What follows is a set of entries. Repeat them exactly, but not their pictures.

___

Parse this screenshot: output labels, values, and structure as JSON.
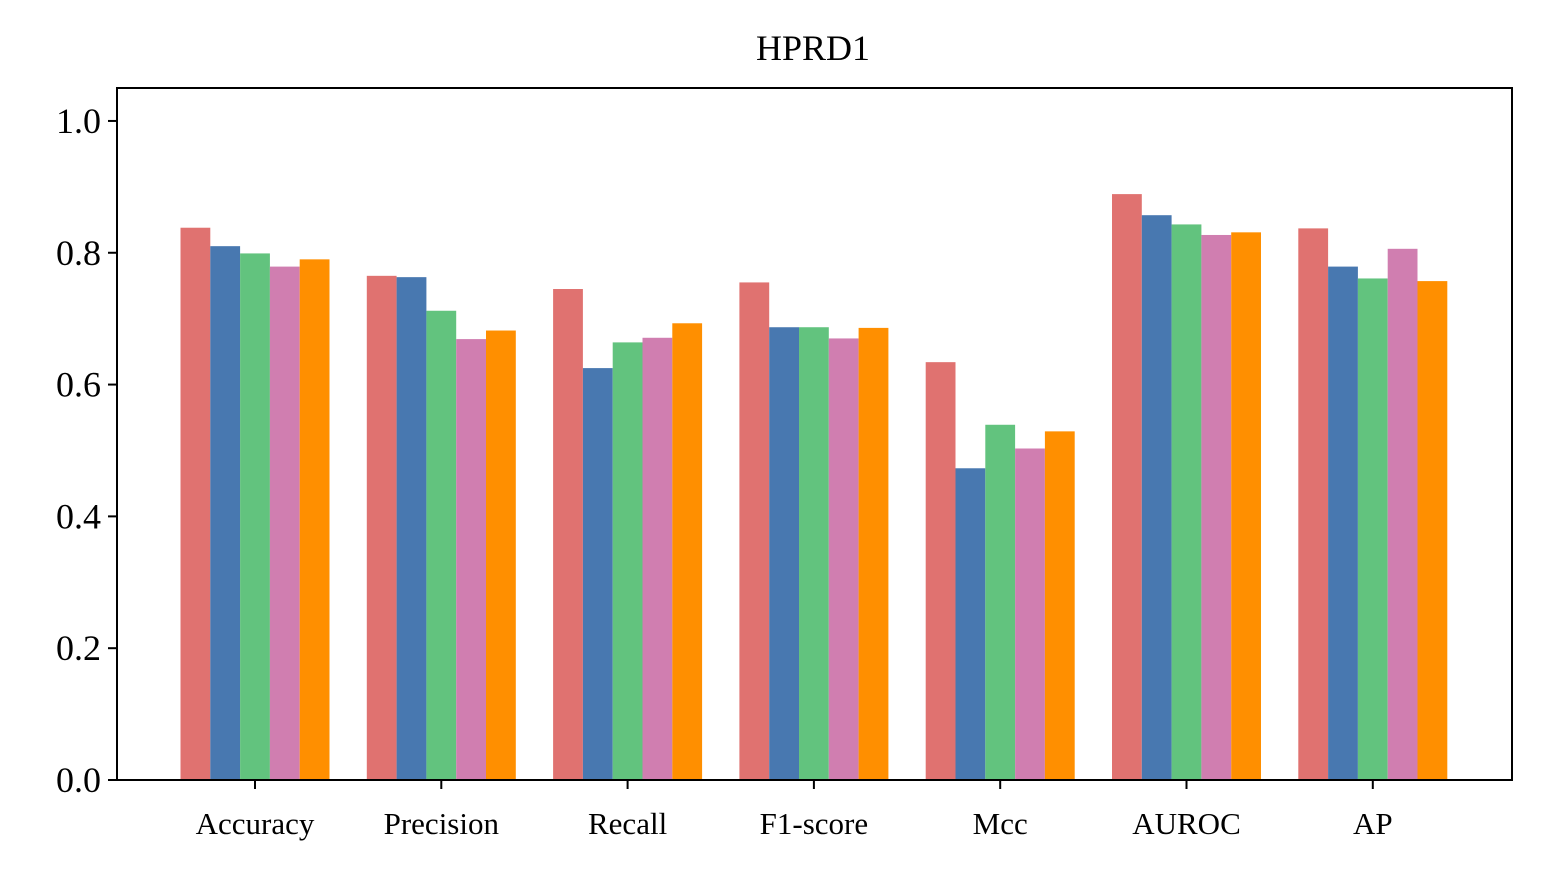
{
  "chart_data": {
    "type": "bar",
    "title": "HPRD1",
    "xlabel": "",
    "ylabel": "",
    "categories": [
      "Accuracy",
      "Precision",
      "Recall",
      "F1-score",
      "Mcc",
      "AUROC",
      "AP"
    ],
    "series": [
      {
        "color": "#E07270",
        "values": [
          0.838,
          0.765,
          0.745,
          0.755,
          0.634,
          0.889,
          0.837
        ]
      },
      {
        "color": "#4878B0",
        "values": [
          0.81,
          0.763,
          0.625,
          0.687,
          0.473,
          0.857,
          0.779
        ]
      },
      {
        "color": "#62C37E",
        "values": [
          0.799,
          0.712,
          0.664,
          0.687,
          0.539,
          0.843,
          0.761
        ]
      },
      {
        "color": "#D07EB0",
        "values": [
          0.779,
          0.669,
          0.671,
          0.67,
          0.503,
          0.827,
          0.806
        ]
      },
      {
        "color": "#FF8F00",
        "values": [
          0.79,
          0.682,
          0.693,
          0.686,
          0.529,
          0.831,
          0.757
        ]
      }
    ],
    "ylim": [
      0.0,
      1.05
    ],
    "yticks": [
      0.0,
      0.2,
      0.4,
      0.6,
      0.8,
      1.0
    ],
    "ytick_labels": [
      "0.0",
      "0.2",
      "0.4",
      "0.6",
      "0.8",
      "1.0"
    ],
    "grid": false,
    "legend": "none"
  }
}
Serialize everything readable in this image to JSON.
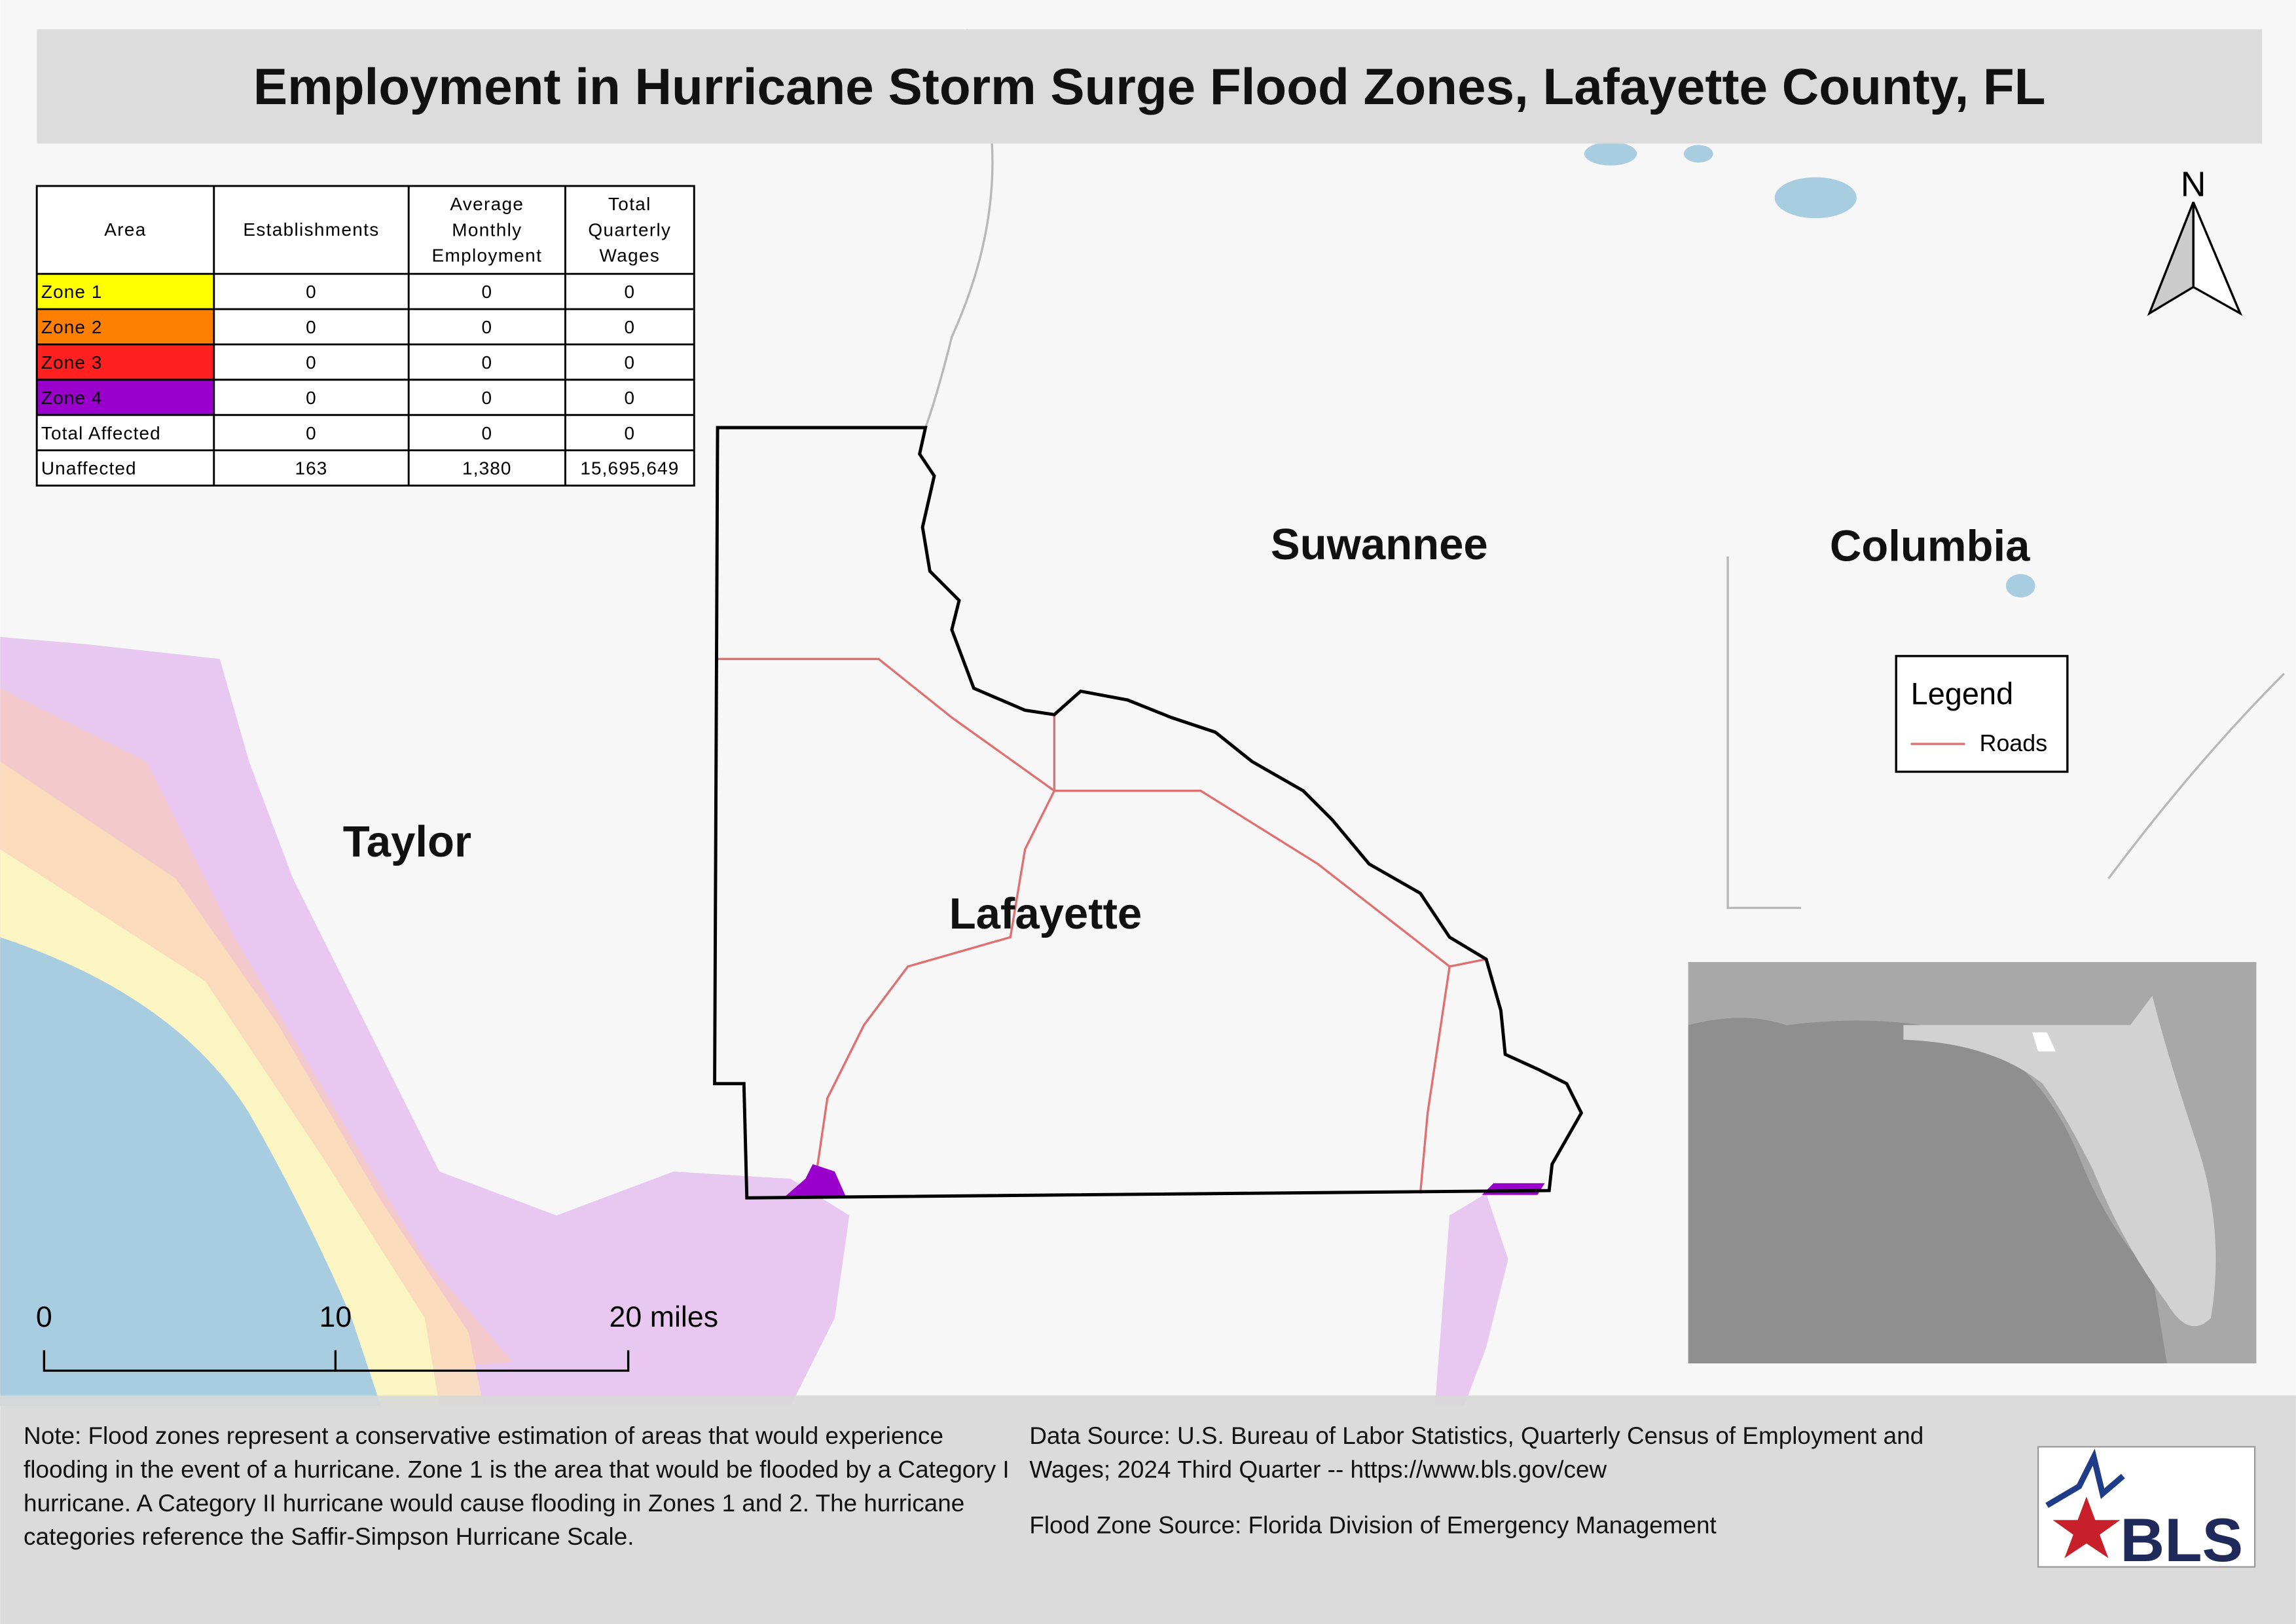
{
  "title": "Employment in Hurricane Storm Surge Flood Zones, Lafayette County, FL",
  "table": {
    "headers": [
      "Area",
      "Establishments",
      "Average Monthly Employment",
      "Total Quarterly Wages"
    ],
    "rows": [
      [
        "Zone 1",
        "0",
        "0",
        "0"
      ],
      [
        "Zone 2",
        "0",
        "0",
        "0"
      ],
      [
        "Zone 3",
        "0",
        "0",
        "0"
      ],
      [
        "Zone 4",
        "0",
        "0",
        "0"
      ],
      [
        "Total Affected",
        "0",
        "0",
        "0"
      ],
      [
        "Unaffected",
        "163",
        "1,380",
        "15,695,649"
      ]
    ],
    "row_colors": [
      "#ffff00",
      "#ff8000",
      "#ff2020",
      "#9900cc",
      null,
      null
    ]
  },
  "counties": [
    "Suwannee",
    "Columbia",
    "Taylor",
    "Lafayette"
  ],
  "north": "N",
  "legend": {
    "title": "Legend",
    "items": [
      {
        "name": "Roads",
        "color": "#e07070"
      }
    ]
  },
  "scale": [
    "0",
    "10",
    "20 miles"
  ],
  "note": "Note: Flood zones represent a conservative estimation of areas that would experience flooding in the event of a hurricane. Zone 1 is the area that would be flooded by a Category I hurricane. A Category II hurricane would cause flooding in Zones 1 and 2. The hurricane categories reference the Saffir-Simpson Hurricane Scale.",
  "data_source": "Data Source: U.S. Bureau of Labor Statistics, Quarterly Census of Employment and Wages; 2024 Third Quarter -- https://www.bls.gov/cew",
  "flood_source": "Flood Zone Source: Florida Division of Emergency Management",
  "logo": "BLS"
}
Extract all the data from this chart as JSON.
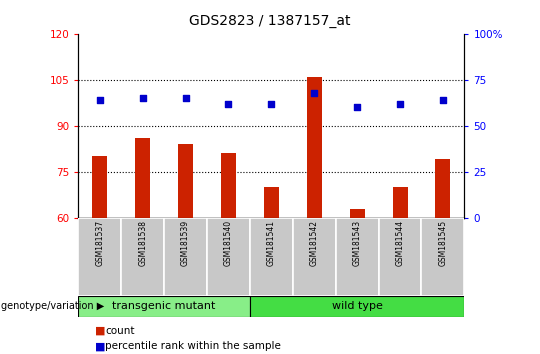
{
  "title": "GDS2823 / 1387157_at",
  "samples": [
    "GSM181537",
    "GSM181538",
    "GSM181539",
    "GSM181540",
    "GSM181541",
    "GSM181542",
    "GSM181543",
    "GSM181544",
    "GSM181545"
  ],
  "counts": [
    80,
    86,
    84,
    81,
    70,
    106,
    63,
    70,
    79
  ],
  "percentile_ranks": [
    64,
    65,
    65,
    62,
    62,
    68,
    60,
    62,
    64
  ],
  "left_ylim": [
    60,
    120
  ],
  "right_ylim": [
    0,
    100
  ],
  "left_yticks": [
    60,
    75,
    90,
    105,
    120
  ],
  "right_yticks": [
    0,
    25,
    50,
    75,
    100
  ],
  "bar_color": "#cc2200",
  "dot_color": "#0000cc",
  "groups": [
    {
      "label": "transgenic mutant",
      "start": 0,
      "end": 4,
      "color": "#88ee88"
    },
    {
      "label": "wild type",
      "start": 4,
      "end": 9,
      "color": "#44dd44"
    }
  ],
  "group_label": "genotype/variation",
  "legend_count_label": "count",
  "legend_percentile_label": "percentile rank within the sample",
  "background_color": "#ffffff",
  "tick_label_area_color": "#c8c8c8",
  "bar_width": 0.35
}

___

▶ **WRITTEN SOLUTION**
Parse this screenshot: output labels, values, and structure as JSON.
{
  "chart_data": {
    "type": "bar",
    "title": "HPRD1",
    "xlabel": "",
    "ylabel": "",
    "categories": [
      "Accuracy",
      "Precision",
      "Recall",
      "F1-score",
      "Mcc",
      "AUROC",
      "AP"
    ],
    "series": [
      {
        "color": "#E07270",
        "values": [
          0.838,
          0.765,
          0.745,
          0.755,
          0.634,
          0.889,
          0.837
        ]
      },
      {
        "color": "#4878B0",
        "values": [
          0.81,
          0.763,
          0.625,
          0.687,
          0.473,
          0.857,
          0.779
        ]
      },
      {
        "color": "#62C37E",
        "values": [
          0.799,
          0.712,
          0.664,
          0.687,
          0.539,
          0.843,
          0.761
        ]
      },
      {
        "color": "#D07EB0",
        "values": [
          0.779,
          0.669,
          0.671,
          0.67,
          0.503,
          0.827,
          0.806
        ]
      },
      {
        "color": "#FF8F00",
        "values": [
          0.79,
          0.682,
          0.693,
          0.686,
          0.529,
          0.831,
          0.757
        ]
      }
    ],
    "ylim": [
      0.0,
      1.05
    ],
    "yticks": [
      0.0,
      0.2,
      0.4,
      0.6,
      0.8,
      1.0
    ],
    "ytick_labels": [
      "0.0",
      "0.2",
      "0.4",
      "0.6",
      "0.8",
      "1.0"
    ],
    "grid": false,
    "legend": "none"
  }
}
Serialize everything readable in this image to JSON.
{
  "title": "Employment in Hurricane Storm Surge Flood Zones, Lafayette County, FL",
  "table": {
    "headers": [
      "Area",
      "Establishments",
      "Average Monthly Employment",
      "Total Quarterly Wages"
    ],
    "rows": [
      [
        "Zone 1",
        "0",
        "0",
        "0"
      ],
      [
        "Zone 2",
        "0",
        "0",
        "0"
      ],
      [
        "Zone 3",
        "0",
        "0",
        "0"
      ],
      [
        "Zone 4",
        "0",
        "0",
        "0"
      ],
      [
        "Total Affected",
        "0",
        "0",
        "0"
      ],
      [
        "Unaffected",
        "163",
        "1,380",
        "15,695,649"
      ]
    ],
    "row_colors": [
      "#ffff00",
      "#ff8000",
      "#ff2020",
      "#9900cc",
      null,
      null
    ]
  },
  "counties": [
    "Suwannee",
    "Columbia",
    "Taylor",
    "Lafayette"
  ],
  "north": "N",
  "legend": {
    "title": "Legend",
    "items": [
      {
        "name": "Roads",
        "color": "#e07070"
      }
    ]
  },
  "scale": [
    "0",
    "10",
    "20 miles"
  ],
  "note": "Note: Flood zones represent a conservative estimation of areas that would experience flooding in the event of a hurricane. Zone 1 is the area that would be flooded by a Category I hurricane. A Category II hurricane would cause flooding in Zones 1 and 2. The hurricane categories reference the Saffir-Simpson Hurricane Scale.",
  "data_source": "Data Source: U.S. Bureau of Labor Statistics, Quarterly Census of Employment and Wages; 2024 Third Quarter -- https://www.bls.gov/cew",
  "flood_source": "Flood Zone Source: Florida Division of Emergency Management",
  "logo": "BLS"
}
Extract all the data from this chart as JSON.
{
  "title": "GDS2823 / 1387157_at",
  "samples": [
    "GSM181537",
    "GSM181538",
    "GSM181539",
    "GSM181540",
    "GSM181541",
    "GSM181542",
    "GSM181543",
    "GSM181544",
    "GSM181545"
  ],
  "counts": [
    80,
    86,
    84,
    81,
    70,
    106,
    63,
    70,
    79
  ],
  "percentile_ranks": [
    64,
    65,
    65,
    62,
    62,
    68,
    60,
    62,
    64
  ],
  "left_ylim": [
    60,
    120
  ],
  "right_ylim": [
    0,
    100
  ],
  "left_yticks": [
    60,
    75,
    90,
    105,
    120
  ],
  "right_yticks": [
    0,
    25,
    50,
    75,
    100
  ],
  "bar_color": "#cc2200",
  "dot_color": "#0000cc",
  "groups": [
    {
      "label": "transgenic mutant",
      "start": 0,
      "end": 4,
      "color": "#88ee88"
    },
    {
      "label": "wild type",
      "start": 4,
      "end": 9,
      "color": "#44dd44"
    }
  ],
  "group_label": "genotype/variation",
  "legend_count_label": "count",
  "legend_percentile_label": "percentile rank within the sample",
  "background_color": "#ffffff",
  "tick_label_area_color": "#c8c8c8",
  "bar_width": 0.35
}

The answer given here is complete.